**Task objective:** Which lines in the items below run from the line containing "output-panel-warnings: Ouput ᴄ" through the line containing "element s… xyxy=(753,281,1113,313)", inclusive? Quote them verbatim.

**Entries provided:**

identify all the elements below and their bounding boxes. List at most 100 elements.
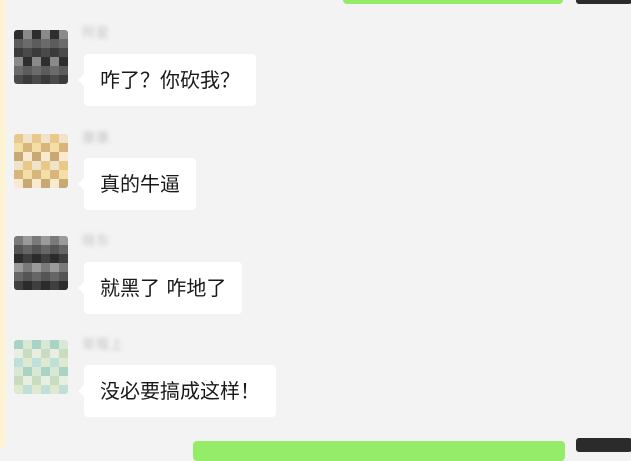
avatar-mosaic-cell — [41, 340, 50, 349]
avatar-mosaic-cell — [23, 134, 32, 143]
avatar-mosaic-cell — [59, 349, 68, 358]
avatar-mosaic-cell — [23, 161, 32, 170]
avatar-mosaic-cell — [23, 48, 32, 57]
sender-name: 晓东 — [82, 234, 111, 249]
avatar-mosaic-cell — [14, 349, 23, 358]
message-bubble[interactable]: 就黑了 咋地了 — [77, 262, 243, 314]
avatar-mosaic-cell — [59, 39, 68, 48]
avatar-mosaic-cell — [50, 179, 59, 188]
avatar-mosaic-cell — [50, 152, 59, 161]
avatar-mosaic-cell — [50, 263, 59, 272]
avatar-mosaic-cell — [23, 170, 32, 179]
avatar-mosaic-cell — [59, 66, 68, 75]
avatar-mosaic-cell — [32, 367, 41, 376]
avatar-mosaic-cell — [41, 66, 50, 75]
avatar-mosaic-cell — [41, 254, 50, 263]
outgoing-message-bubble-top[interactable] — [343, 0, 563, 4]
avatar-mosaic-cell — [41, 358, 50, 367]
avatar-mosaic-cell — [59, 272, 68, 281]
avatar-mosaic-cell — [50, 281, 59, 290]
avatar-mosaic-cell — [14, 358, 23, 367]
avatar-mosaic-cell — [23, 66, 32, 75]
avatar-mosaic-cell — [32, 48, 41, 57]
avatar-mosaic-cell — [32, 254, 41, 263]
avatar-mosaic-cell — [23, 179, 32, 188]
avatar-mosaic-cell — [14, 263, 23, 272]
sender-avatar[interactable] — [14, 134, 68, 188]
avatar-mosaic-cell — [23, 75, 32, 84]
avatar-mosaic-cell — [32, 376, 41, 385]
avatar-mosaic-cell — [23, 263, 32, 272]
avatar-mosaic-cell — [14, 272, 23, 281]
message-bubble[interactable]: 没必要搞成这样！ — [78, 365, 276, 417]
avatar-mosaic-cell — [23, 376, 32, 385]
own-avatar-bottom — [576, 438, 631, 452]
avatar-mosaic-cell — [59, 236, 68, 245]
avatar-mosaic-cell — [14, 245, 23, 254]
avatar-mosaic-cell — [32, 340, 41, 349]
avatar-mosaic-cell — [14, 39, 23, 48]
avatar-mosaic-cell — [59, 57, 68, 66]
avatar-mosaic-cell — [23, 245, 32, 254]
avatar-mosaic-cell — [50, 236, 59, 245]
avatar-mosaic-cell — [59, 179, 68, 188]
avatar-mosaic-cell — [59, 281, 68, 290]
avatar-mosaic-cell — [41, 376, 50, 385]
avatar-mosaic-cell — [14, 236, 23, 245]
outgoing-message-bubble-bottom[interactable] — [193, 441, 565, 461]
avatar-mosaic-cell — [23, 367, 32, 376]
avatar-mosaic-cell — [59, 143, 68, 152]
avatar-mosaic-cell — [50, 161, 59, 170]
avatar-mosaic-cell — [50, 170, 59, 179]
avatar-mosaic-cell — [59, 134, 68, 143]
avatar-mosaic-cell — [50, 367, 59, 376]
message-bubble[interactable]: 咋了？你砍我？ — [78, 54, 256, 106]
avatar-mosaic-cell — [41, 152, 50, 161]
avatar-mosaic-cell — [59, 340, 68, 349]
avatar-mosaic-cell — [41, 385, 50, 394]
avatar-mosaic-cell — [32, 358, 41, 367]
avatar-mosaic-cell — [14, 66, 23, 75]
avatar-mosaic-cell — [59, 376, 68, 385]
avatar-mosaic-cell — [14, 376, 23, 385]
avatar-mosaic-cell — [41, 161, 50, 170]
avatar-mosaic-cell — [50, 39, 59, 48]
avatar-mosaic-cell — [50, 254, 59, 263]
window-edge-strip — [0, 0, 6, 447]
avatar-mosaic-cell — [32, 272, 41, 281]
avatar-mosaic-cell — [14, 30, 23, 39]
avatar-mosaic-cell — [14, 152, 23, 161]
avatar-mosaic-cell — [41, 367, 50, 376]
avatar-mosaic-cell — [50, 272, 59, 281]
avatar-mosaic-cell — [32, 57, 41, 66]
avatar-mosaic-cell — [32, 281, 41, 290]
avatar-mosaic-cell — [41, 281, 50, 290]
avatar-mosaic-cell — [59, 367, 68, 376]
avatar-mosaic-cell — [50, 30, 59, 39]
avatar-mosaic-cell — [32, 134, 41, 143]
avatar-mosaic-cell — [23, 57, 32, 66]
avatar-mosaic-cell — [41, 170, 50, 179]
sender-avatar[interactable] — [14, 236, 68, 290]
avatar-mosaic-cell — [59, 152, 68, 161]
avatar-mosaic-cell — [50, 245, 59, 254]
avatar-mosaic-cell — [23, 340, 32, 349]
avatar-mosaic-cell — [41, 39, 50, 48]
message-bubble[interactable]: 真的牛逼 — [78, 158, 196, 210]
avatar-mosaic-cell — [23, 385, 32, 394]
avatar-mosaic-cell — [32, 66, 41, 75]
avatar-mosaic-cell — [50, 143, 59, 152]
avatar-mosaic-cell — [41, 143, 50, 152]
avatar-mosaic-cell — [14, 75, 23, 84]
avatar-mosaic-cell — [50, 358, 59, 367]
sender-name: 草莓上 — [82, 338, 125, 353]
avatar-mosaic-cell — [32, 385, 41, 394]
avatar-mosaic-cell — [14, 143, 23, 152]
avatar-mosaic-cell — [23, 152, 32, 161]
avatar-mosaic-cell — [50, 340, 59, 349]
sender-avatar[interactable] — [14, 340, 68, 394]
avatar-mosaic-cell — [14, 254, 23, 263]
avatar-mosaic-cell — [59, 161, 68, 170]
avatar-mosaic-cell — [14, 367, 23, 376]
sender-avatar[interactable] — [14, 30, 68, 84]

==

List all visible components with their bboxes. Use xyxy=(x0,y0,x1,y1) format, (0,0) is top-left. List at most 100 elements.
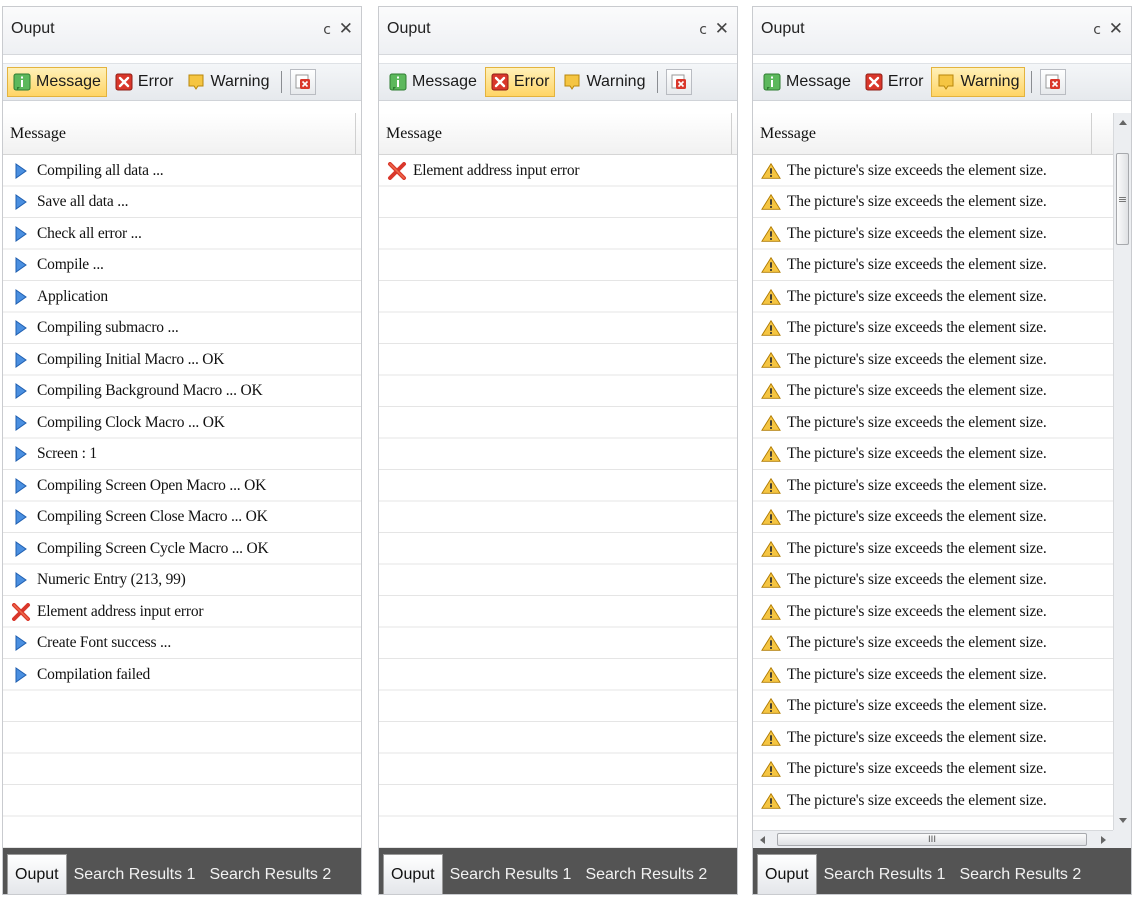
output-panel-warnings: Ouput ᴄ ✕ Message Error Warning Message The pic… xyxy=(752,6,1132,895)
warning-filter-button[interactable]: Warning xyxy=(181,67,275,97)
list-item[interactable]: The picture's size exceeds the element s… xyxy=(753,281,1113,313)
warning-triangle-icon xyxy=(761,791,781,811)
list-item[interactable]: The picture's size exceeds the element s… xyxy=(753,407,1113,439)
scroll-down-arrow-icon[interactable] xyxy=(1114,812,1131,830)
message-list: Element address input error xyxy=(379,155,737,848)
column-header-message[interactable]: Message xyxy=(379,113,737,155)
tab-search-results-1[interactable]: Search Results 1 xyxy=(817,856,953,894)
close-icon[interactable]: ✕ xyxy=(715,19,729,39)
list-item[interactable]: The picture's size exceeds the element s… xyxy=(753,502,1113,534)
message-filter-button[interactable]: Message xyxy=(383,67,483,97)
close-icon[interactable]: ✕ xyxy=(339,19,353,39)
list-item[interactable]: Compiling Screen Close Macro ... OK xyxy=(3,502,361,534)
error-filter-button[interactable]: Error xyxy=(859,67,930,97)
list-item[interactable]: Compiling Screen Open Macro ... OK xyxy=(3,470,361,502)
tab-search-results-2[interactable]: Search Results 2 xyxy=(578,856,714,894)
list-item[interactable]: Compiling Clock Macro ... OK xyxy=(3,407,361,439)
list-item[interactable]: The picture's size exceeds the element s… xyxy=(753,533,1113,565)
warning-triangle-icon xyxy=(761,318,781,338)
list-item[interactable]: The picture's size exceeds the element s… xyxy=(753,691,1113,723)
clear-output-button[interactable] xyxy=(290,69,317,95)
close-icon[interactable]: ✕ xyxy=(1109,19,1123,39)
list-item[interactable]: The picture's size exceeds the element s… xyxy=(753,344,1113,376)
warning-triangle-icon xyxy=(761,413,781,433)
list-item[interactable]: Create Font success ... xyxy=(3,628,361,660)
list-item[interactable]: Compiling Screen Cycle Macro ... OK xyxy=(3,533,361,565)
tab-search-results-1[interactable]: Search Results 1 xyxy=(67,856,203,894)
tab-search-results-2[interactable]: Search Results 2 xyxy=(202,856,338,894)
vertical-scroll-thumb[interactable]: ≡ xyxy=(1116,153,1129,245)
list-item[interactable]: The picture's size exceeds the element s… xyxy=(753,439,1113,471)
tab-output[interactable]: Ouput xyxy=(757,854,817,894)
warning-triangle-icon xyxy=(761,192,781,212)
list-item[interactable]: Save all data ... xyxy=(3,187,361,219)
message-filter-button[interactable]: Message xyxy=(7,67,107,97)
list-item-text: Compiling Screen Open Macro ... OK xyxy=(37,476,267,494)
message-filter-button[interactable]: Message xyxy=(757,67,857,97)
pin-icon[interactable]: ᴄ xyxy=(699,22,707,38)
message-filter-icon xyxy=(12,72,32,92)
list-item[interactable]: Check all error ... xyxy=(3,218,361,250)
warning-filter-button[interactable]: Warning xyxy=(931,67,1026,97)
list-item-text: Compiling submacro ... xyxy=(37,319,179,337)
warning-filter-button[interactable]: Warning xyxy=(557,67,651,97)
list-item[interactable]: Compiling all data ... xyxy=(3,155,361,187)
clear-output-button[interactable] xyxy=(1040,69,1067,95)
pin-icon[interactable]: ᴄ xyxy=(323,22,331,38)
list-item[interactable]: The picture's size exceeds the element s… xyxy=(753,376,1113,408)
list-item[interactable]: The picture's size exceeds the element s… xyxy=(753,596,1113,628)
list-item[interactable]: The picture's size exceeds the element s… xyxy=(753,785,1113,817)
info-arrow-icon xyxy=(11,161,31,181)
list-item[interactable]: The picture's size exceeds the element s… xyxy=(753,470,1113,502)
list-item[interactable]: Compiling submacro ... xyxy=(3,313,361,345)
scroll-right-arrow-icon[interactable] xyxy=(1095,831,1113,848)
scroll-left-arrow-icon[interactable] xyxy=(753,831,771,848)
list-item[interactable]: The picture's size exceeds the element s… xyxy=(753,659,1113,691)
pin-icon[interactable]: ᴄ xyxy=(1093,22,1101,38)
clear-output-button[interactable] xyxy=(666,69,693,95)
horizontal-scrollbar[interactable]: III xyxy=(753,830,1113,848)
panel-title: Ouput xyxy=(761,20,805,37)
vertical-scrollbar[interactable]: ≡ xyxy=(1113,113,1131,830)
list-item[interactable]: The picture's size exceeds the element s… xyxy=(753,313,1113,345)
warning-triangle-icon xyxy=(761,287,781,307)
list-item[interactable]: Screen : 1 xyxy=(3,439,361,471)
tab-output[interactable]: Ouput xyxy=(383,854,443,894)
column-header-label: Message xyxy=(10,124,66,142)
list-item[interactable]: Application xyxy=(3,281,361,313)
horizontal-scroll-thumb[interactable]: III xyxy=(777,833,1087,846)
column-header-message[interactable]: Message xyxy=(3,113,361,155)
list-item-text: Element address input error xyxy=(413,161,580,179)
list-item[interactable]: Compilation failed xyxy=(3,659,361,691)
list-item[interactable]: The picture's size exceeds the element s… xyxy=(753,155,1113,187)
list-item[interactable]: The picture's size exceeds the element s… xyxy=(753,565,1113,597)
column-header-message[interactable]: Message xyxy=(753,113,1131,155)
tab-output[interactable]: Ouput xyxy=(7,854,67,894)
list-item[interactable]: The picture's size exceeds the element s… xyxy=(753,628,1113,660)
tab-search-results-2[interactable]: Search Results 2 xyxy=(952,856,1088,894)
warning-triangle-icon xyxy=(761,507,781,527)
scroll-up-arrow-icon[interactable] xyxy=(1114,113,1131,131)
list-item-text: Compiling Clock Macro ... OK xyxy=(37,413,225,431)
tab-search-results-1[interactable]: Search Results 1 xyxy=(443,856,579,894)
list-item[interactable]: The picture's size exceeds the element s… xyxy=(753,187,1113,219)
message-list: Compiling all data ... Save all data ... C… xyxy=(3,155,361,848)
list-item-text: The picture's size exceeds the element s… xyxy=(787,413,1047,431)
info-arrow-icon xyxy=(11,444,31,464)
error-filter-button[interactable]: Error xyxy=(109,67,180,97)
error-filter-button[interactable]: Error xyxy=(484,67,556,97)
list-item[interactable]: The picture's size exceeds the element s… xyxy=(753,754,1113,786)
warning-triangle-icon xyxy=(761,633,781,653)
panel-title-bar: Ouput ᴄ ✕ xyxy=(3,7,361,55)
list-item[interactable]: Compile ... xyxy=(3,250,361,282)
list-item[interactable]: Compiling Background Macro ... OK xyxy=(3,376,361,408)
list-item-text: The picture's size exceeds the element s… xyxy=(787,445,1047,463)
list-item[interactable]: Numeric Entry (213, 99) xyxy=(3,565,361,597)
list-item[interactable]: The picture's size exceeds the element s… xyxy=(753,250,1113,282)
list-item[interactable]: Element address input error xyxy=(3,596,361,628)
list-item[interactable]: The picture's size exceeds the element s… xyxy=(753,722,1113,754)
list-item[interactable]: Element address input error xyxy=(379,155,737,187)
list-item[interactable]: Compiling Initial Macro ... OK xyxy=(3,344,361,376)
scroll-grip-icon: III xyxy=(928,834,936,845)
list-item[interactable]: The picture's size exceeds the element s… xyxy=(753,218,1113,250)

**Solution to the exercise:**
output-panel-warnings: Ouput ᴄ ✕ Message Error Warning Message The pic… xyxy=(752,6,1132,895)
warning-filter-button[interactable]: Warning xyxy=(181,67,275,97)
list-item[interactable]: The picture's size exceeds the element s… xyxy=(753,281,1113,313)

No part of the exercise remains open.